RECORDS FOR PROCESSING »
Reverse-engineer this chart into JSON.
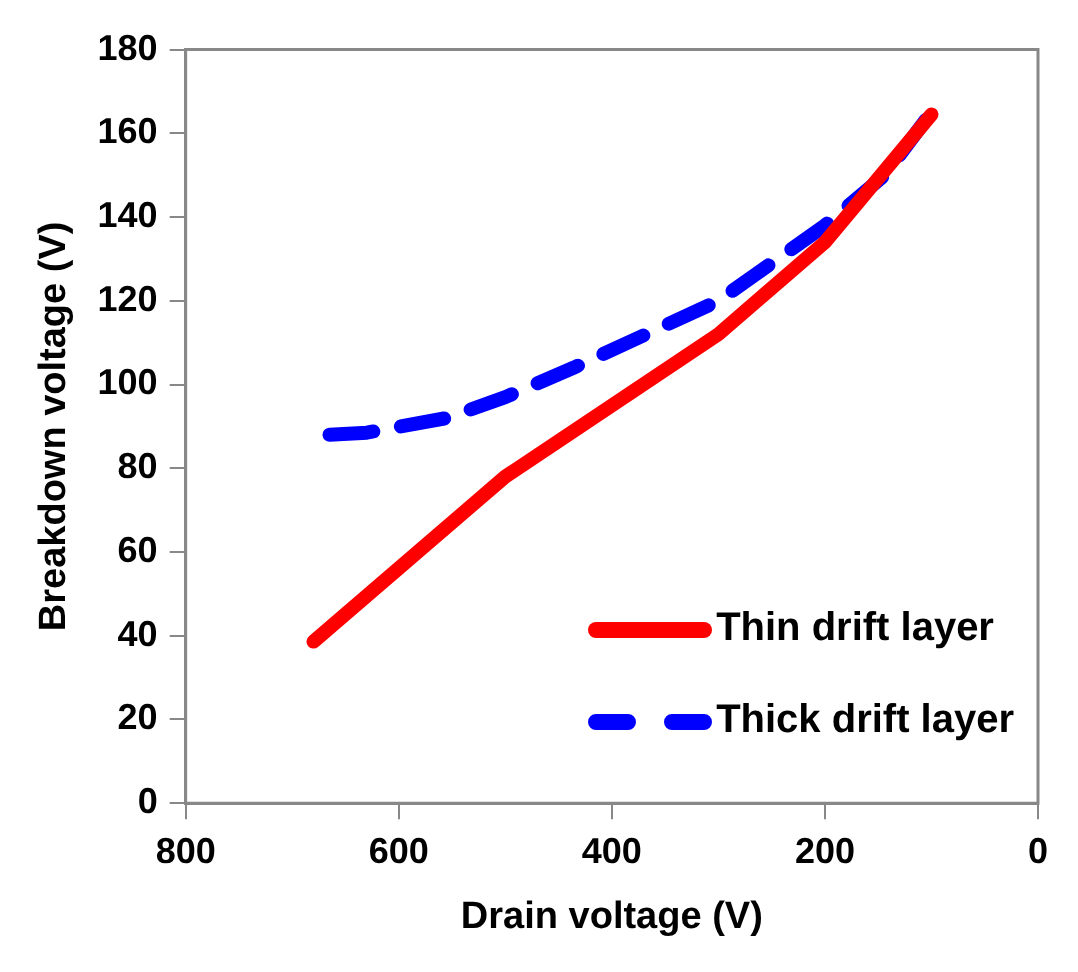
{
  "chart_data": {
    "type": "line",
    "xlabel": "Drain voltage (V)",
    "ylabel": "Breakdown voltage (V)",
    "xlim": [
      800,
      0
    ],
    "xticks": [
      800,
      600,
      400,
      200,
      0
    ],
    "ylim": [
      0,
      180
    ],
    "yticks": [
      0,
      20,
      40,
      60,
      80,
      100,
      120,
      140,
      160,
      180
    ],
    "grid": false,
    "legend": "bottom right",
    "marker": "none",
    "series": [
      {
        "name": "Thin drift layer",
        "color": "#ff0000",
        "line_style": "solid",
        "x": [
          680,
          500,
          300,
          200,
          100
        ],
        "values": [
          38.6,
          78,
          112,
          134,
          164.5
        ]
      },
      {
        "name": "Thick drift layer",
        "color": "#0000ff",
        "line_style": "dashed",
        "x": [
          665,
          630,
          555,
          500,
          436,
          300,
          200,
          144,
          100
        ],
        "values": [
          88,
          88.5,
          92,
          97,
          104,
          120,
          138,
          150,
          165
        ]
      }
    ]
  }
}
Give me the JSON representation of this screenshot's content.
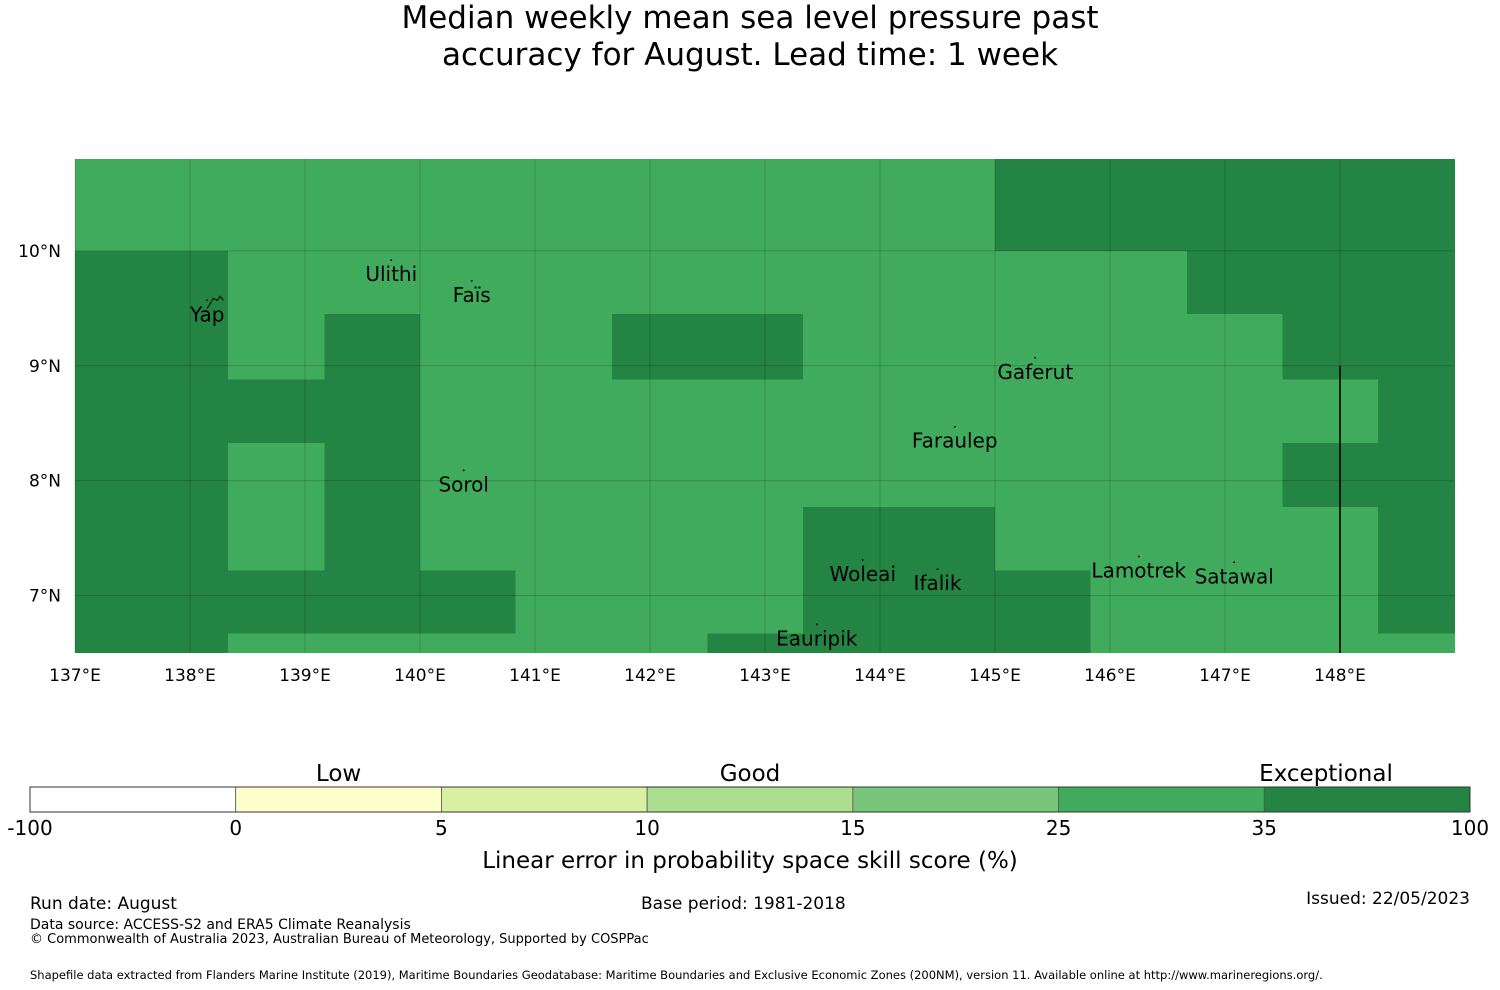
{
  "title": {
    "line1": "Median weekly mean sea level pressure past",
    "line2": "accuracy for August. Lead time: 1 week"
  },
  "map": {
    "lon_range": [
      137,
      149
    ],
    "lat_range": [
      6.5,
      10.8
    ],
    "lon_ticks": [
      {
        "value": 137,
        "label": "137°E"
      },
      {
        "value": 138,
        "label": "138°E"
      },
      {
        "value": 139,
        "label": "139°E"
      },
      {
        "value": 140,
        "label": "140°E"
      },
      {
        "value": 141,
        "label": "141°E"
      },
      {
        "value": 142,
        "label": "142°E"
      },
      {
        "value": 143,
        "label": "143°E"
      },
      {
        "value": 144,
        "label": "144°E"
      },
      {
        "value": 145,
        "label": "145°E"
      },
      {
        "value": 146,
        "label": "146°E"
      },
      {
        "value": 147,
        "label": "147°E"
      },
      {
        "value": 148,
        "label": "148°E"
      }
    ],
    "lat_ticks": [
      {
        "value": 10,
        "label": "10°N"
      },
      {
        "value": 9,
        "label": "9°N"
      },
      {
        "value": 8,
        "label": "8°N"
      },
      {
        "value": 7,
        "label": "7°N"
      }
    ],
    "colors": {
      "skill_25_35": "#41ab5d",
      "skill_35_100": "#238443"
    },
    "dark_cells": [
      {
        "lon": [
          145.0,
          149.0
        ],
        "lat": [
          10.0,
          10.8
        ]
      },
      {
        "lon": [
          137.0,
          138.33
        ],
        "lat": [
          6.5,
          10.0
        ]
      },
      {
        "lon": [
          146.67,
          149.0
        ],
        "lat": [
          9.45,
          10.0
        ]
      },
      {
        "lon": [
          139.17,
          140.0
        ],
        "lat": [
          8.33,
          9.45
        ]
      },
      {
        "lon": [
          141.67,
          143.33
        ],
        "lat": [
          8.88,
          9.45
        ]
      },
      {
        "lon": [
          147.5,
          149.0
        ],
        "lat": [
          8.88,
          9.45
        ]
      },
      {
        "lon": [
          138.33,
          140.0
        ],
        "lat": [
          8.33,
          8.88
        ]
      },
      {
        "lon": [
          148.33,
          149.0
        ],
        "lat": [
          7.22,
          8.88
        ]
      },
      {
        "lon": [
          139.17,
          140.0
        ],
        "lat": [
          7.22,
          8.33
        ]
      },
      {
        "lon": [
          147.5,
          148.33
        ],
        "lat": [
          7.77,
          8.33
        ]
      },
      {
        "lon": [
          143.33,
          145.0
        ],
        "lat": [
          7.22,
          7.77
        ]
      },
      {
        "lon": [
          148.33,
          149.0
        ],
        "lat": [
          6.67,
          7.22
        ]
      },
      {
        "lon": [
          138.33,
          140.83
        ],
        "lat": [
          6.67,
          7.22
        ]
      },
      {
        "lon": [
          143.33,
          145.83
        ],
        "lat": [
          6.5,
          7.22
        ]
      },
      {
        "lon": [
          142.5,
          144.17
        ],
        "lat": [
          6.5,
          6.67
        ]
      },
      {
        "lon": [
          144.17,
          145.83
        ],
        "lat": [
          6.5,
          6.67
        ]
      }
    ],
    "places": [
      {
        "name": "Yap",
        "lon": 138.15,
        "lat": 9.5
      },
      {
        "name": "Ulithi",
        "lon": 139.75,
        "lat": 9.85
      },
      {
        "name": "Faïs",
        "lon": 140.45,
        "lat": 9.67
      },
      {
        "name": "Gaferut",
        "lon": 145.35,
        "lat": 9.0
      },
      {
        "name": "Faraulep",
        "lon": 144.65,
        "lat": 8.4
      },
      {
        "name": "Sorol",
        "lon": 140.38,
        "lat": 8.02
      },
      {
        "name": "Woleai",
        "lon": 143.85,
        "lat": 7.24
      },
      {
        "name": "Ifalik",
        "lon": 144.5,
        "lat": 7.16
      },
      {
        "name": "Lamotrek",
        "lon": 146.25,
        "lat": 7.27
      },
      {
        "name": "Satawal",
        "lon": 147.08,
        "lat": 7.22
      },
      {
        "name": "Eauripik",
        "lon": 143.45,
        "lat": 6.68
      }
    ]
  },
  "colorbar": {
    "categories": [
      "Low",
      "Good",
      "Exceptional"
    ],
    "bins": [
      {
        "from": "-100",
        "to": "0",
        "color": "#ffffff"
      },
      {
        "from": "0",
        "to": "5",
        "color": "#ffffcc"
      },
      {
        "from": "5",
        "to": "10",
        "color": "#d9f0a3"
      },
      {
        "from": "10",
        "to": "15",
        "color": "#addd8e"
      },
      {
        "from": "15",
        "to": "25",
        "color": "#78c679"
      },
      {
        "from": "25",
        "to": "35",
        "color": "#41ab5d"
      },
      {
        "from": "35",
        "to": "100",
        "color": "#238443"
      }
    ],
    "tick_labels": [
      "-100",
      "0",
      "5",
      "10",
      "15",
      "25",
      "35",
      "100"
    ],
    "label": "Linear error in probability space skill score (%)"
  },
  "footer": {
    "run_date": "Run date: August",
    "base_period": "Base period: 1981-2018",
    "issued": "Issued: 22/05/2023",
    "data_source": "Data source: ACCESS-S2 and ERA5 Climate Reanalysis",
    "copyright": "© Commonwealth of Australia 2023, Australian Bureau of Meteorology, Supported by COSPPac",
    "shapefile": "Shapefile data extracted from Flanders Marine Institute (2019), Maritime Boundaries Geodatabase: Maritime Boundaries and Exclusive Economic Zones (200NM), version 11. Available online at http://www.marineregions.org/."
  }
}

TASK OBJECTIVE »
Output every entry exactly as given; pictures are not part of the copy.

SOLUTION TO THIS TASK »
Reverse-engineer this chart into JSON.
{
  "chart_data": {
    "type": "line",
    "xlabel": "Drain voltage (V)",
    "ylabel": "Breakdown voltage (V)",
    "xlim": [
      800,
      0
    ],
    "xticks": [
      800,
      600,
      400,
      200,
      0
    ],
    "ylim": [
      0,
      180
    ],
    "yticks": [
      0,
      20,
      40,
      60,
      80,
      100,
      120,
      140,
      160,
      180
    ],
    "grid": false,
    "legend": "bottom right",
    "marker": "none",
    "series": [
      {
        "name": "Thin drift layer",
        "color": "#ff0000",
        "line_style": "solid",
        "x": [
          680,
          500,
          300,
          200,
          100
        ],
        "values": [
          38.6,
          78,
          112,
          134,
          164.5
        ]
      },
      {
        "name": "Thick drift layer",
        "color": "#0000ff",
        "line_style": "dashed",
        "x": [
          665,
          630,
          555,
          500,
          436,
          300,
          200,
          144,
          100
        ],
        "values": [
          88,
          88.5,
          92,
          97,
          104,
          120,
          138,
          150,
          165
        ]
      }
    ]
  }
}
Give me the JSON representation of this screenshot's content.
{
  "title": {
    "line1": "Median weekly mean sea level pressure past",
    "line2": "accuracy for August. Lead time: 1 week"
  },
  "map": {
    "lon_range": [
      137,
      149
    ],
    "lat_range": [
      6.5,
      10.8
    ],
    "lon_ticks": [
      {
        "value": 137,
        "label": "137°E"
      },
      {
        "value": 138,
        "label": "138°E"
      },
      {
        "value": 139,
        "label": "139°E"
      },
      {
        "value": 140,
        "label": "140°E"
      },
      {
        "value": 141,
        "label": "141°E"
      },
      {
        "value": 142,
        "label": "142°E"
      },
      {
        "value": 143,
        "label": "143°E"
      },
      {
        "value": 144,
        "label": "144°E"
      },
      {
        "value": 145,
        "label": "145°E"
      },
      {
        "value": 146,
        "label": "146°E"
      },
      {
        "value": 147,
        "label": "147°E"
      },
      {
        "value": 148,
        "label": "148°E"
      }
    ],
    "lat_ticks": [
      {
        "value": 10,
        "label": "10°N"
      },
      {
        "value": 9,
        "label": "9°N"
      },
      {
        "value": 8,
        "label": "8°N"
      },
      {
        "value": 7,
        "label": "7°N"
      }
    ],
    "colors": {
      "skill_25_35": "#41ab5d",
      "skill_35_100": "#238443"
    },
    "dark_cells": [
      {
        "lon": [
          145.0,
          149.0
        ],
        "lat": [
          10.0,
          10.8
        ]
      },
      {
        "lon": [
          137.0,
          138.33
        ],
        "lat": [
          6.5,
          10.0
        ]
      },
      {
        "lon": [
          146.67,
          149.0
        ],
        "lat": [
          9.45,
          10.0
        ]
      },
      {
        "lon": [
          139.17,
          140.0
        ],
        "lat": [
          8.33,
          9.45
        ]
      },
      {
        "lon": [
          141.67,
          143.33
        ],
        "lat": [
          8.88,
          9.45
        ]
      },
      {
        "lon": [
          147.5,
          149.0
        ],
        "lat": [
          8.88,
          9.45
        ]
      },
      {
        "lon": [
          138.33,
          140.0
        ],
        "lat": [
          8.33,
          8.88
        ]
      },
      {
        "lon": [
          148.33,
          149.0
        ],
        "lat": [
          7.22,
          8.88
        ]
      },
      {
        "lon": [
          139.17,
          140.0
        ],
        "lat": [
          7.22,
          8.33
        ]
      },
      {
        "lon": [
          147.5,
          148.33
        ],
        "lat": [
          7.77,
          8.33
        ]
      },
      {
        "lon": [
          143.33,
          145.0
        ],
        "lat": [
          7.22,
          7.77
        ]
      },
      {
        "lon": [
          148.33,
          149.0
        ],
        "lat": [
          6.67,
          7.22
        ]
      },
      {
        "lon": [
          138.33,
          140.83
        ],
        "lat": [
          6.67,
          7.22
        ]
      },
      {
        "lon": [
          143.33,
          145.83
        ],
        "lat": [
          6.5,
          7.22
        ]
      },
      {
        "lon": [
          142.5,
          144.17
        ],
        "lat": [
          6.5,
          6.67
        ]
      },
      {
        "lon": [
          144.17,
          145.83
        ],
        "lat": [
          6.5,
          6.67
        ]
      }
    ],
    "places": [
      {
        "name": "Yap",
        "lon": 138.15,
        "lat": 9.5
      },
      {
        "name": "Ulithi",
        "lon": 139.75,
        "lat": 9.85
      },
      {
        "name": "Faïs",
        "lon": 140.45,
        "lat": 9.67
      },
      {
        "name": "Gaferut",
        "lon": 145.35,
        "lat": 9.0
      },
      {
        "name": "Faraulep",
        "lon": 144.65,
        "lat": 8.4
      },
      {
        "name": "Sorol",
        "lon": 140.38,
        "lat": 8.02
      },
      {
        "name": "Woleai",
        "lon": 143.85,
        "lat": 7.24
      },
      {
        "name": "Ifalik",
        "lon": 144.5,
        "lat": 7.16
      },
      {
        "name": "Lamotrek",
        "lon": 146.25,
        "lat": 7.27
      },
      {
        "name": "Satawal",
        "lon": 147.08,
        "lat": 7.22
      },
      {
        "name": "Eauripik",
        "lon": 143.45,
        "lat": 6.68
      }
    ]
  },
  "colorbar": {
    "categories": [
      "Low",
      "Good",
      "Exceptional"
    ],
    "bins": [
      {
        "from": "-100",
        "to": "0",
        "color": "#ffffff"
      },
      {
        "from": "0",
        "to": "5",
        "color": "#ffffcc"
      },
      {
        "from": "5",
        "to": "10",
        "color": "#d9f0a3"
      },
      {
        "from": "10",
        "to": "15",
        "color": "#addd8e"
      },
      {
        "from": "15",
        "to": "25",
        "color": "#78c679"
      },
      {
        "from": "25",
        "to": "35",
        "color": "#41ab5d"
      },
      {
        "from": "35",
        "to": "100",
        "color": "#238443"
      }
    ],
    "tick_labels": [
      "-100",
      "0",
      "5",
      "10",
      "15",
      "25",
      "35",
      "100"
    ],
    "label": "Linear error in probability space skill score (%)"
  },
  "footer": {
    "run_date": "Run date: August",
    "base_period": "Base period: 1981-2018",
    "issued": "Issued: 22/05/2023",
    "data_source": "Data source: ACCESS-S2 and ERA5 Climate Reanalysis",
    "copyright": "© Commonwealth of Australia 2023, Australian Bureau of Meteorology, Supported by COSPPac",
    "shapefile": "Shapefile data extracted from Flanders Marine Institute (2019), Maritime Boundaries Geodatabase: Maritime Boundaries and Exclusive Economic Zones (200NM), version 11. Available online at http://www.marineregions.org/."
  }
}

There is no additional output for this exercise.